## START

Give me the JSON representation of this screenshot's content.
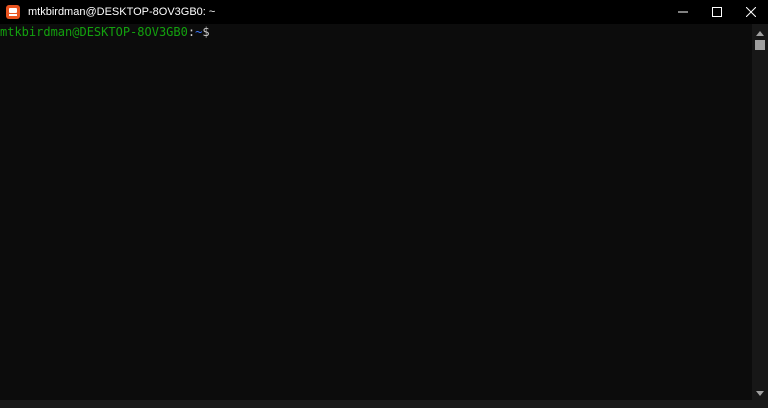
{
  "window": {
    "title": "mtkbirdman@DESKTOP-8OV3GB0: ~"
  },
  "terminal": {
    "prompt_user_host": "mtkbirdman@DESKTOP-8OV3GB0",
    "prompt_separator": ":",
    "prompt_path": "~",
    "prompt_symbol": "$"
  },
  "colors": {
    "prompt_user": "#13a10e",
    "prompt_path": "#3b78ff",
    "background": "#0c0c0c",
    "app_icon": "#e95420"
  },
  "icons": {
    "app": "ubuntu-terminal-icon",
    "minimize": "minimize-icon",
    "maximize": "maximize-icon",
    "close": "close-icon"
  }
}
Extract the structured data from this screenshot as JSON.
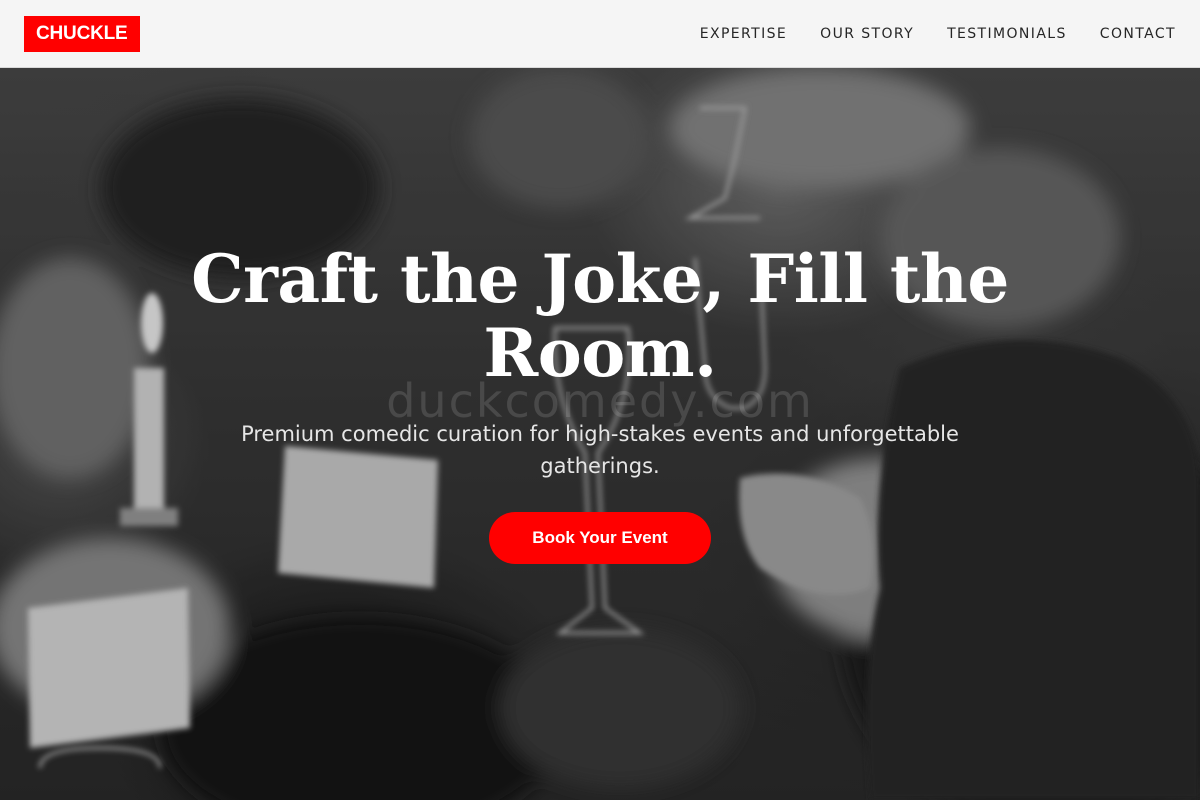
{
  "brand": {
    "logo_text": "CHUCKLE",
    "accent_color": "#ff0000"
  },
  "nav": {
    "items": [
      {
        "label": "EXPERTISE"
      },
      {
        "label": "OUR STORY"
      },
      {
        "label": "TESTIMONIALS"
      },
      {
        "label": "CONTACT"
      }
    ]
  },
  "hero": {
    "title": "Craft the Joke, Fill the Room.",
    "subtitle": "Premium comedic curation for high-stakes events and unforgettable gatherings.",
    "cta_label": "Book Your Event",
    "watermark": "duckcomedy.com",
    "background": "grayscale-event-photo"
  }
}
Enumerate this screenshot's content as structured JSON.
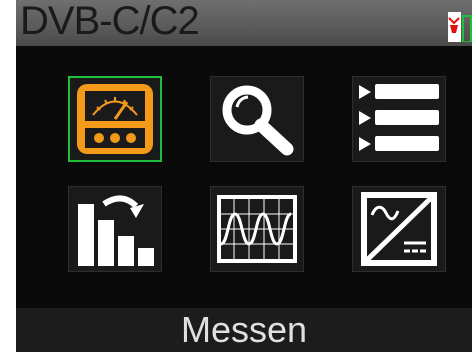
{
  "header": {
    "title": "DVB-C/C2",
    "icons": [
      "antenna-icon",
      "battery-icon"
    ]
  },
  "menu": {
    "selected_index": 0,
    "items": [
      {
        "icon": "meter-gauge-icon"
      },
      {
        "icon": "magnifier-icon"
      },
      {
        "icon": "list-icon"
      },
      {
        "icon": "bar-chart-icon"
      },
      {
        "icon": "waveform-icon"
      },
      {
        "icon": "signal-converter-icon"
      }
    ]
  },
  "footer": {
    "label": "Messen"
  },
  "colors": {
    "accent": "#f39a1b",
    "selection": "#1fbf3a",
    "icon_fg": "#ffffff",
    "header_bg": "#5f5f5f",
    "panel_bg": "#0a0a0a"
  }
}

## END

WRITTEN TASK: Pictures are to be left out; repeat all the remaining data exactly.

WRITTEN REPLY:
Give me the JSON representation of this screenshot's content.
{
  "window": {
    "title": "mtkbirdman@DESKTOP-8OV3GB0: ~"
  },
  "terminal": {
    "prompt_user_host": "mtkbirdman@DESKTOP-8OV3GB0",
    "prompt_separator": ":",
    "prompt_path": "~",
    "prompt_symbol": "$"
  },
  "colors": {
    "prompt_user": "#13a10e",
    "prompt_path": "#3b78ff",
    "background": "#0c0c0c",
    "app_icon": "#e95420"
  },
  "icons": {
    "app": "ubuntu-terminal-icon",
    "minimize": "minimize-icon",
    "maximize": "maximize-icon",
    "close": "close-icon"
  }
}
Extract the structured data from this screenshot as JSON.
{
  "brand": {
    "logo_text": "CHUCKLE",
    "accent_color": "#ff0000"
  },
  "nav": {
    "items": [
      {
        "label": "EXPERTISE"
      },
      {
        "label": "OUR STORY"
      },
      {
        "label": "TESTIMONIALS"
      },
      {
        "label": "CONTACT"
      }
    ]
  },
  "hero": {
    "title": "Craft the Joke, Fill the Room.",
    "subtitle": "Premium comedic curation for high-stakes events and unforgettable gatherings.",
    "cta_label": "Book Your Event",
    "watermark": "duckcomedy.com",
    "background": "grayscale-event-photo"
  }
}
Enumerate this screenshot's content as structured JSON.
{
  "header": {
    "title": "DVB-C/C2",
    "icons": [
      "antenna-icon",
      "battery-icon"
    ]
  },
  "menu": {
    "selected_index": 0,
    "items": [
      {
        "icon": "meter-gauge-icon"
      },
      {
        "icon": "magnifier-icon"
      },
      {
        "icon": "list-icon"
      },
      {
        "icon": "bar-chart-icon"
      },
      {
        "icon": "waveform-icon"
      },
      {
        "icon": "signal-converter-icon"
      }
    ]
  },
  "footer": {
    "label": "Messen"
  },
  "colors": {
    "accent": "#f39a1b",
    "selection": "#1fbf3a",
    "icon_fg": "#ffffff",
    "header_bg": "#5f5f5f",
    "panel_bg": "#0a0a0a"
  }
}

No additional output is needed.